SOURCE DATA:
--

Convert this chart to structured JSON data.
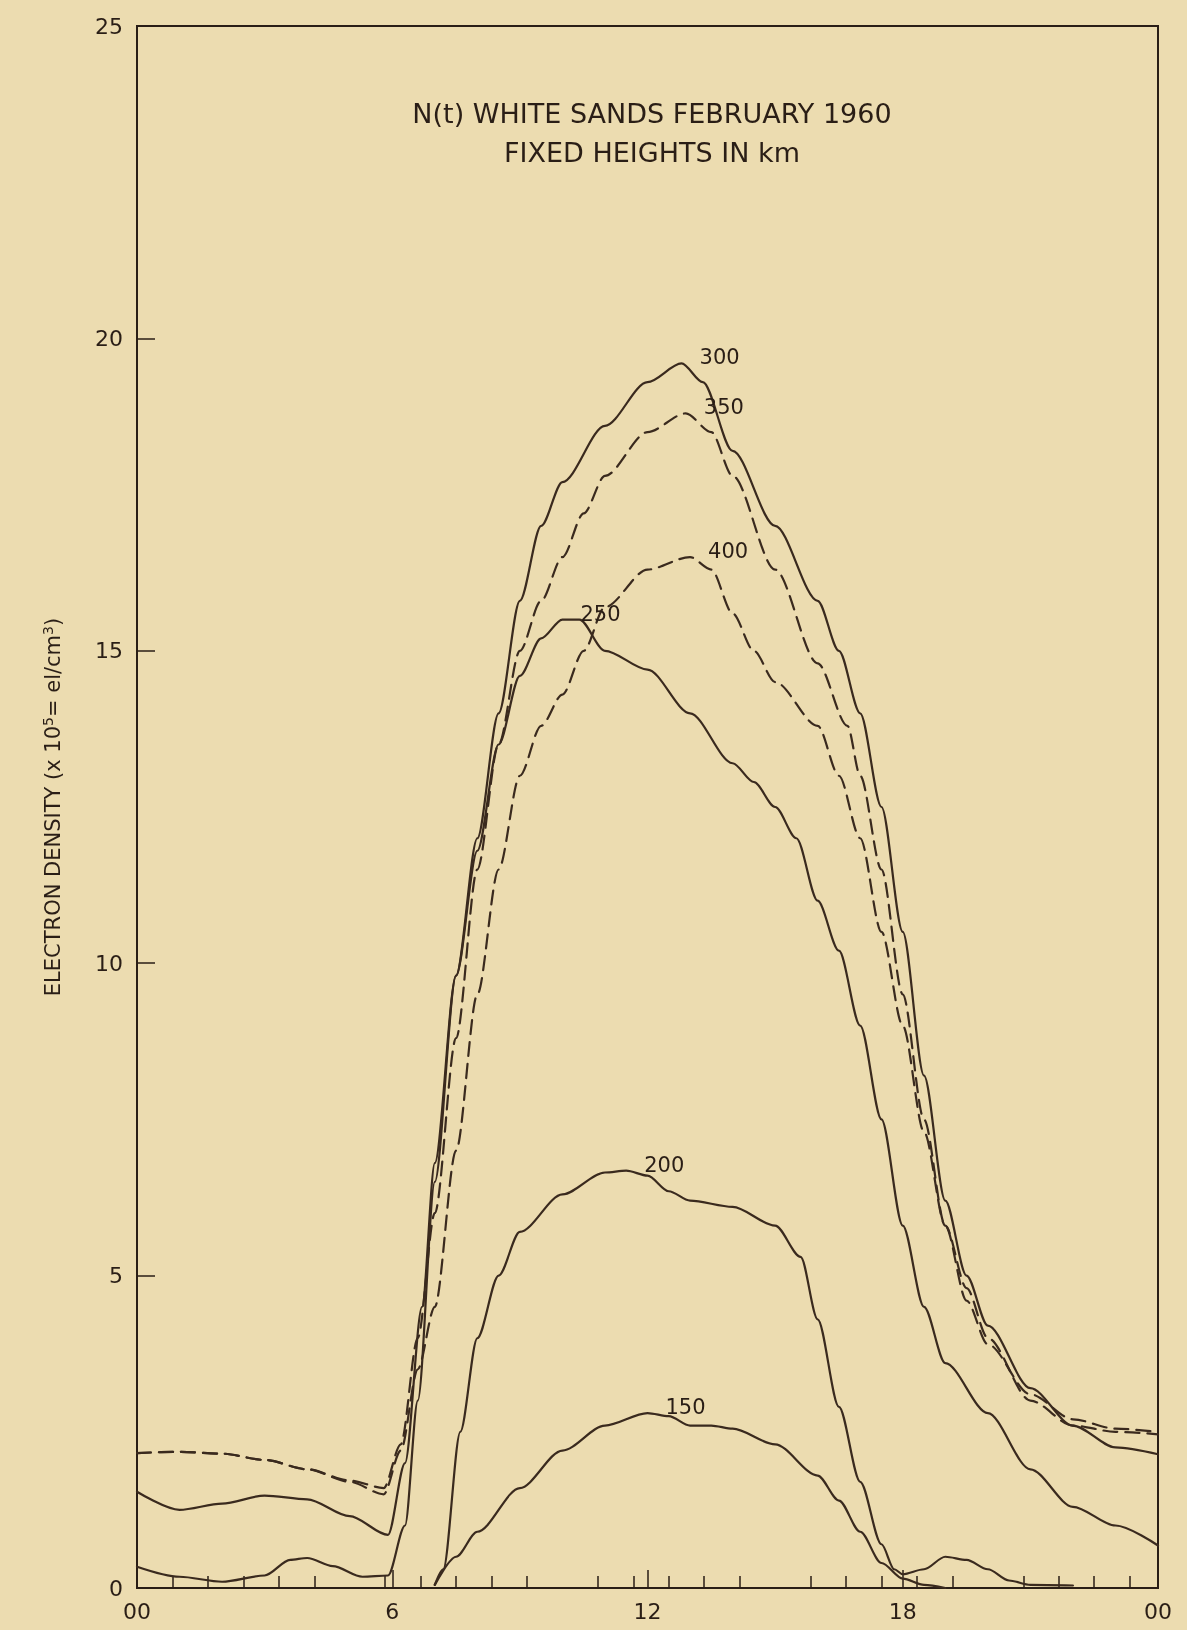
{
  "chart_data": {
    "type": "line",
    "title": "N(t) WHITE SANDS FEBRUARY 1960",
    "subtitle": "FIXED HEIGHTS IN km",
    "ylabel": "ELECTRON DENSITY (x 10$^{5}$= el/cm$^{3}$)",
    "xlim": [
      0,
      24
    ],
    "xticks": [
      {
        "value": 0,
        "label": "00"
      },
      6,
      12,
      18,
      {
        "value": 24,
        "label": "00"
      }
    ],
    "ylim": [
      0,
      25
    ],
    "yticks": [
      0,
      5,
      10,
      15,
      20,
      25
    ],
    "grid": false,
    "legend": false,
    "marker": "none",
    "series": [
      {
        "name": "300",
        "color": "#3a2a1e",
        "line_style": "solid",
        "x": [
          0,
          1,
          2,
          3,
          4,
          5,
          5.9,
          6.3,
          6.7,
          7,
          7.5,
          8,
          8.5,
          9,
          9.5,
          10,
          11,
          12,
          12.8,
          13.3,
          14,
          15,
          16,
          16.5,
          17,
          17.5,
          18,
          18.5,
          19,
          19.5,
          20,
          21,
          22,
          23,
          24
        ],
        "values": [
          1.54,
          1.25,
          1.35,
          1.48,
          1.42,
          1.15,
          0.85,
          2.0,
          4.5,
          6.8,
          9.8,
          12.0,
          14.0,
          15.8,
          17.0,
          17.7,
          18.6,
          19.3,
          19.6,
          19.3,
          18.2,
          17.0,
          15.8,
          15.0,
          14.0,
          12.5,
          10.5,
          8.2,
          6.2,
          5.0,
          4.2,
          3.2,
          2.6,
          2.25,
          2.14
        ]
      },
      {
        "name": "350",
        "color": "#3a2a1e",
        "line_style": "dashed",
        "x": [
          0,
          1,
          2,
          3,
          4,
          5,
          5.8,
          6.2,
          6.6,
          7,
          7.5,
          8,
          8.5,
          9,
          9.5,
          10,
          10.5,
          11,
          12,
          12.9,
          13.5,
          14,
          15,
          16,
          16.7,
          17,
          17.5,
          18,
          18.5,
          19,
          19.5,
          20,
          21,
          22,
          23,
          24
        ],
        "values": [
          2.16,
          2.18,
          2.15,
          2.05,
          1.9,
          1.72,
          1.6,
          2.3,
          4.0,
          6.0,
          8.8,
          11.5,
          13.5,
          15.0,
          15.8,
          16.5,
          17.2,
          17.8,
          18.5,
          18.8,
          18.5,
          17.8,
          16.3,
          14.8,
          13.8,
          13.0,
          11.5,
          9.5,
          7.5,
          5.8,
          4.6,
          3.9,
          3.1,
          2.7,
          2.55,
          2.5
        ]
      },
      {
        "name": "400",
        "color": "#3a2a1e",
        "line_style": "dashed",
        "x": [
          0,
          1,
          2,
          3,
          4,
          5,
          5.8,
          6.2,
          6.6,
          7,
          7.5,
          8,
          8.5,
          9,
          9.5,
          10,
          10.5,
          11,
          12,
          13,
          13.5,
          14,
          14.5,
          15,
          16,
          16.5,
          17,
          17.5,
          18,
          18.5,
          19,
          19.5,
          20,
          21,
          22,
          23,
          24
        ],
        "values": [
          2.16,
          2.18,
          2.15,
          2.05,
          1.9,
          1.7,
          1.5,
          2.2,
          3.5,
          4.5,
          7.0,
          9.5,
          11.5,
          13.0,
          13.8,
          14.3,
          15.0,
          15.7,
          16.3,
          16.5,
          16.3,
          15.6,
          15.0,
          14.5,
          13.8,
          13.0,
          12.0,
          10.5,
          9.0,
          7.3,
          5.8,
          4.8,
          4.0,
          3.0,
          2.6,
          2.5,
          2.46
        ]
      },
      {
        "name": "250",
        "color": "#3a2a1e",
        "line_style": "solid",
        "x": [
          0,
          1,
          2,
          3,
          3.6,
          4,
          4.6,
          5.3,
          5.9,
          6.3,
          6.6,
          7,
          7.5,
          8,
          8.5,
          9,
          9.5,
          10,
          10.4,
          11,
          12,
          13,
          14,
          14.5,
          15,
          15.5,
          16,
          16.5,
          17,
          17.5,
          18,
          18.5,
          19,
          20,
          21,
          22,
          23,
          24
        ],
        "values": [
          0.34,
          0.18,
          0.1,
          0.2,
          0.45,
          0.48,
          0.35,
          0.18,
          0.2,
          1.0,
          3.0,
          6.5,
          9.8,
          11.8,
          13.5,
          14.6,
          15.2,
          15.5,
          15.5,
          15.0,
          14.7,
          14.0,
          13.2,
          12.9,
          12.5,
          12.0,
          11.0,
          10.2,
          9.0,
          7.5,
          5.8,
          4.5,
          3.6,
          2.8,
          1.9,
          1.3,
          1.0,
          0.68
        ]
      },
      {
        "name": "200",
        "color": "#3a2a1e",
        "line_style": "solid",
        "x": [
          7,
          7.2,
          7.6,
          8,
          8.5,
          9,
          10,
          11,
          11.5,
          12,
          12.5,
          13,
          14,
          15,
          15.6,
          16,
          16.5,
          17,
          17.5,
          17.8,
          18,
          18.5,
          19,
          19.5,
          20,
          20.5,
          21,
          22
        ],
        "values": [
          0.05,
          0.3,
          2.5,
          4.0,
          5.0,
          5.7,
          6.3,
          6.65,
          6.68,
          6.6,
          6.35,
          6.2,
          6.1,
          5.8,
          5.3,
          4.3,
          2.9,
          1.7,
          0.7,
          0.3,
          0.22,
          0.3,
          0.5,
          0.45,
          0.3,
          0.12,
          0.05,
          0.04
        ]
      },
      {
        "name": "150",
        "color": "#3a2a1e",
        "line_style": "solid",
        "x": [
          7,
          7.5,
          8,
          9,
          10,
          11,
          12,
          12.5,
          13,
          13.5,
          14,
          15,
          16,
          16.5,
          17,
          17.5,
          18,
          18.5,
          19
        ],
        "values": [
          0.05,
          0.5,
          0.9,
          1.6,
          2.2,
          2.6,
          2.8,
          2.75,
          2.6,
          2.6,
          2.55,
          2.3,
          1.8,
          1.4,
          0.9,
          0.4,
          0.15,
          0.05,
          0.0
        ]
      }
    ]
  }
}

--

PROBLEM STATEMENT:
Count all lines of the data that include "name". The answer is the number alone.

SOLUTION FOR THIS PROBLEM:
6